DIRECTIONS FOR THIS TASK =>
Reproduce the listing that follows with no differences at all.

GIVEN DATA =>
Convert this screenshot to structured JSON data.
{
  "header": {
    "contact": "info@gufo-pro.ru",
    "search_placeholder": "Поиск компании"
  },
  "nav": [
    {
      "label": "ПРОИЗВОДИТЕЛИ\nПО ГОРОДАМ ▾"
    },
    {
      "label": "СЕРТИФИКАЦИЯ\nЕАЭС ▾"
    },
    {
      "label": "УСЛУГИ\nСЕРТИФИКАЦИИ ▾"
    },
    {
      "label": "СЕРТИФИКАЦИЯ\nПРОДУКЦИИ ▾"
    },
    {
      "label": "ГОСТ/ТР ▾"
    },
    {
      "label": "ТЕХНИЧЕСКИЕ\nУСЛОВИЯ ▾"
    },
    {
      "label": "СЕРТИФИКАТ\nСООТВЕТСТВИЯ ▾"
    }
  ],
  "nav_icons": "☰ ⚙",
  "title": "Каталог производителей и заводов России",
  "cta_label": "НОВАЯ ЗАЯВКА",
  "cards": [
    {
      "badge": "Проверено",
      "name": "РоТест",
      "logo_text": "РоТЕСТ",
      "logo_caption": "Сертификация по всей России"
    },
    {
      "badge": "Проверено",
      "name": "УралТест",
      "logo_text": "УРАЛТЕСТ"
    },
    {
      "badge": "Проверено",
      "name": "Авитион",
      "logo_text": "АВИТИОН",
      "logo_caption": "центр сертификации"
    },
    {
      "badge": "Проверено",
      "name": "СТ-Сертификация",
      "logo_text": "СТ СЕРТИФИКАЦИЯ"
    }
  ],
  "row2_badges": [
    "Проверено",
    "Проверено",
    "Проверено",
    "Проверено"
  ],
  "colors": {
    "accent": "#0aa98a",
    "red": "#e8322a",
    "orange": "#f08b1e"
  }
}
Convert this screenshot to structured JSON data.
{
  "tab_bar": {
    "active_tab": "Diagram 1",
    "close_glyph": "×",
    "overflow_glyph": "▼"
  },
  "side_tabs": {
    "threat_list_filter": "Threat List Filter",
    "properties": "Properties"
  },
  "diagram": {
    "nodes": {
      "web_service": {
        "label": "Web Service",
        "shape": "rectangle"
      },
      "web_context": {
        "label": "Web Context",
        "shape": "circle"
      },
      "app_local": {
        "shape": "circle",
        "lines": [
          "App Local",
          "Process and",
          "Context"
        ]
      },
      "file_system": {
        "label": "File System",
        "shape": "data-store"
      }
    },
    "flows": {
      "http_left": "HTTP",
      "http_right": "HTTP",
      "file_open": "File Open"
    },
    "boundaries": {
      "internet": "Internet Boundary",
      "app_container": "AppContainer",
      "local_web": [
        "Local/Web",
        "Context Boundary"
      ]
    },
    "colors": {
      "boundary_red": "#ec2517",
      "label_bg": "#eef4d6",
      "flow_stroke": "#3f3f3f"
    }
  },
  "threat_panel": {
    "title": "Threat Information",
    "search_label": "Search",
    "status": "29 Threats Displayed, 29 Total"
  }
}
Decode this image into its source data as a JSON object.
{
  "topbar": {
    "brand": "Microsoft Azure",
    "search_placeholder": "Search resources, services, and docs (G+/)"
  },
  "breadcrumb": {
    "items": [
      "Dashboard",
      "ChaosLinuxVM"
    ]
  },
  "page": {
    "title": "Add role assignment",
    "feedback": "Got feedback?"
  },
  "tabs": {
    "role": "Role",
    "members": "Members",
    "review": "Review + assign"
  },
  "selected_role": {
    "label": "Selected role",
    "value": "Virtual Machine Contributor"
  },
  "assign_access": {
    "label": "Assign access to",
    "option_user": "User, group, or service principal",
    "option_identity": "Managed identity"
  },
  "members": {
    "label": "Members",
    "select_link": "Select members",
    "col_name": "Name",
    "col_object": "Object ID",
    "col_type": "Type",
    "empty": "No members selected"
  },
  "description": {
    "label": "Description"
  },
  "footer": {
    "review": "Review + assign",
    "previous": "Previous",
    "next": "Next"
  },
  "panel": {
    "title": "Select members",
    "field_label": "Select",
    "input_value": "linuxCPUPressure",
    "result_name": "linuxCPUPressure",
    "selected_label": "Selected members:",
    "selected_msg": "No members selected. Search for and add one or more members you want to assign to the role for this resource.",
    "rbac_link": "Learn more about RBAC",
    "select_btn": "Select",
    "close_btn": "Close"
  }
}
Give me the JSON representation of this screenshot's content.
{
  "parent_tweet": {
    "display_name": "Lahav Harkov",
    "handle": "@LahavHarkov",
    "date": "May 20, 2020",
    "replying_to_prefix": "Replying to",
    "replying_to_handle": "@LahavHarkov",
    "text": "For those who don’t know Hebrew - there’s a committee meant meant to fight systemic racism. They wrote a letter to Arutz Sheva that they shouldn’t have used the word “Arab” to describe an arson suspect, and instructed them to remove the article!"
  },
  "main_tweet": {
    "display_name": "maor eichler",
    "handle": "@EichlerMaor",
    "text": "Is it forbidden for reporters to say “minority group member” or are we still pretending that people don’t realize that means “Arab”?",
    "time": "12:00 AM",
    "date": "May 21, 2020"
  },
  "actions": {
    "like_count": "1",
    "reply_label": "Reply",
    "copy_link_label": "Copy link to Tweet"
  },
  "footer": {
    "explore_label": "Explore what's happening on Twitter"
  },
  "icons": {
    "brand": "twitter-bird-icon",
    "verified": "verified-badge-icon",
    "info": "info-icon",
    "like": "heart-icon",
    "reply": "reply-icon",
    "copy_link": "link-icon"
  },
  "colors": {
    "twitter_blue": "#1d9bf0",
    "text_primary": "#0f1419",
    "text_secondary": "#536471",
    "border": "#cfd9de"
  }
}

ANSWER FOR THE TASK =>
Convert this screenshot to structured JSON data.
{
  "header": {
    "contact": "info@gufo-pro.ru",
    "search_placeholder": "Поиск компании"
  },
  "nav": [
    {
      "label": "ПРОИЗВОДИТЕЛИ\nПО ГОРОДАМ ▾"
    },
    {
      "label": "СЕРТИФИКАЦИЯ\nЕАЭС ▾"
    },
    {
      "label": "УСЛУГИ\nСЕРТИФИКАЦИИ ▾"
    },
    {
      "label": "СЕРТИФИКАЦИЯ\nПРОДУКЦИИ ▾"
    },
    {
      "label": "ГОСТ/ТР ▾"
    },
    {
      "label": "ТЕХНИЧЕСКИЕ\nУСЛОВИЯ ▾"
    },
    {
      "label": "СЕРТИФИКАТ\nСООТВЕТСТВИЯ ▾"
    }
  ],
  "nav_icons": "☰ ⚙",
  "title": "Каталог производителей и заводов России",
  "cta_label": "НОВАЯ ЗАЯВКА",
  "cards": [
    {
      "badge": "Проверено",
      "name": "РоТест",
      "logo_text": "РоТЕСТ",
      "logo_caption": "Сертификация по всей России"
    },
    {
      "badge": "Проверено",
      "name": "УралТест",
      "logo_text": "УРАЛТЕСТ"
    },
    {
      "badge": "Проверено",
      "name": "Авитион",
      "logo_text": "АВИТИОН",
      "logo_caption": "центр сертификации"
    },
    {
      "badge": "Проверено",
      "name": "СТ-Сертификация",
      "logo_text": "СТ СЕРТИФИКАЦИЯ"
    }
  ],
  "row2_badges": [
    "Проверено",
    "Проверено",
    "Проверено",
    "Проверено"
  ],
  "colors": {
    "accent": "#0aa98a",
    "red": "#e8322a",
    "orange": "#f08b1e"
  }
}
Convert this screenshot to structured JSON data.
{
  "tab_bar": {
    "active_tab": "Diagram 1",
    "close_glyph": "×",
    "overflow_glyph": "▼"
  },
  "side_tabs": {
    "threat_list_filter": "Threat List Filter",
    "properties": "Properties"
  },
  "diagram": {
    "nodes": {
      "web_service": {
        "label": "Web Service",
        "shape": "rectangle"
      },
      "web_context": {
        "label": "Web Context",
        "shape": "circle"
      },
      "app_local": {
        "shape": "circle",
        "lines": [
          "App Local",
          "Process and",
          "Context"
        ]
      },
      "file_system": {
        "label": "File System",
        "shape": "data-store"
      }
    },
    "flows": {
      "http_left": "HTTP",
      "http_right": "HTTP",
      "file_open": "File Open"
    },
    "boundaries": {
      "internet": "Internet Boundary",
      "app_container": "AppContainer",
      "local_web": [
        "Local/Web",
        "Context Boundary"
      ]
    },
    "colors": {
      "boundary_red": "#ec2517",
      "label_bg": "#eef4d6",
      "flow_stroke": "#3f3f3f"
    }
  },
  "threat_panel": {
    "title": "Threat Information",
    "search_label": "Search",
    "status": "29 Threats Displayed, 29 Total"
  }
}
Decode this image into its source data as a JSON object.
{
  "topbar": {
    "brand": "Microsoft Azure",
    "search_placeholder": "Search resources, services, and docs (G+/)"
  },
  "breadcrumb": {
    "items": [
      "Dashboard",
      "ChaosLinuxVM"
    ]
  },
  "page": {
    "title": "Add role assignment",
    "feedback": "Got feedback?"
  },
  "tabs": {
    "role": "Role",
    "members": "Members",
    "review": "Review + assign"
  },
  "selected_role": {
    "label": "Selected role",
    "value": "Virtual Machine Contributor"
  },
  "assign_access": {
    "label": "Assign access to",
    "option_user": "User, group, or service principal",
    "option_identity": "Managed identity"
  },
  "members": {
    "label": "Members",
    "select_link": "Select members",
    "col_name": "Name",
    "col_object": "Object ID",
    "col_type": "Type",
    "empty": "No members selected"
  },
  "description": {
    "label": "Description"
  },
  "footer": {
    "review": "Review + assign",
    "previous": "Previous",
    "next": "Next"
  },
  "panel": {
    "title": "Select members",
    "field_label": "Select",
    "input_value": "linuxCPUPressure",
    "result_name": "linuxCPUPressure",
    "selected_label": "Selected members:",
    "selected_msg": "No members selected. Search for and add one or more members you want to assign to the role for this resource.",
    "rbac_link": "Learn more about RBAC",
    "select_btn": "Select",
    "close_btn": "Close"
  }
}
Give me the JSON representation of this screenshot's content.
{
  "parent_tweet": {
    "display_name": "Lahav Harkov",
    "handle": "@LahavHarkov",
    "date": "May 20, 2020",
    "replying_to_prefix": "Replying to",
    "replying_to_handle": "@LahavHarkov",
    "text": "For those who don’t know Hebrew - there’s a committee meant meant to fight systemic racism. They wrote a letter to Arutz Sheva that they shouldn’t have used the word “Arab” to describe an arson suspect, and instructed them to remove the article!"
  },
  "main_tweet": {
    "display_name": "maor eichler",
    "handle": "@EichlerMaor",
    "text": "Is it forbidden for reporters to say “minority group member” or are we still pretending that people don’t realize that means “Arab”?",
    "time": "12:00 AM",
    "date": "May 21, 2020"
  },
  "actions": {
    "like_count": "1",
    "reply_label": "Reply",
    "copy_link_label": "Copy link to Tweet"
  },
  "footer": {
    "explore_label": "Explore what's happening on Twitter"
  },
  "icons": {
    "brand": "twitter-bird-icon",
    "verified": "verified-badge-icon",
    "info": "info-icon",
    "like": "heart-icon",
    "reply": "reply-icon",
    "copy_link": "link-icon"
  },
  "colors": {
    "twitter_blue": "#1d9bf0",
    "text_primary": "#0f1419",
    "text_secondary": "#536471",
    "border": "#cfd9de"
  }
}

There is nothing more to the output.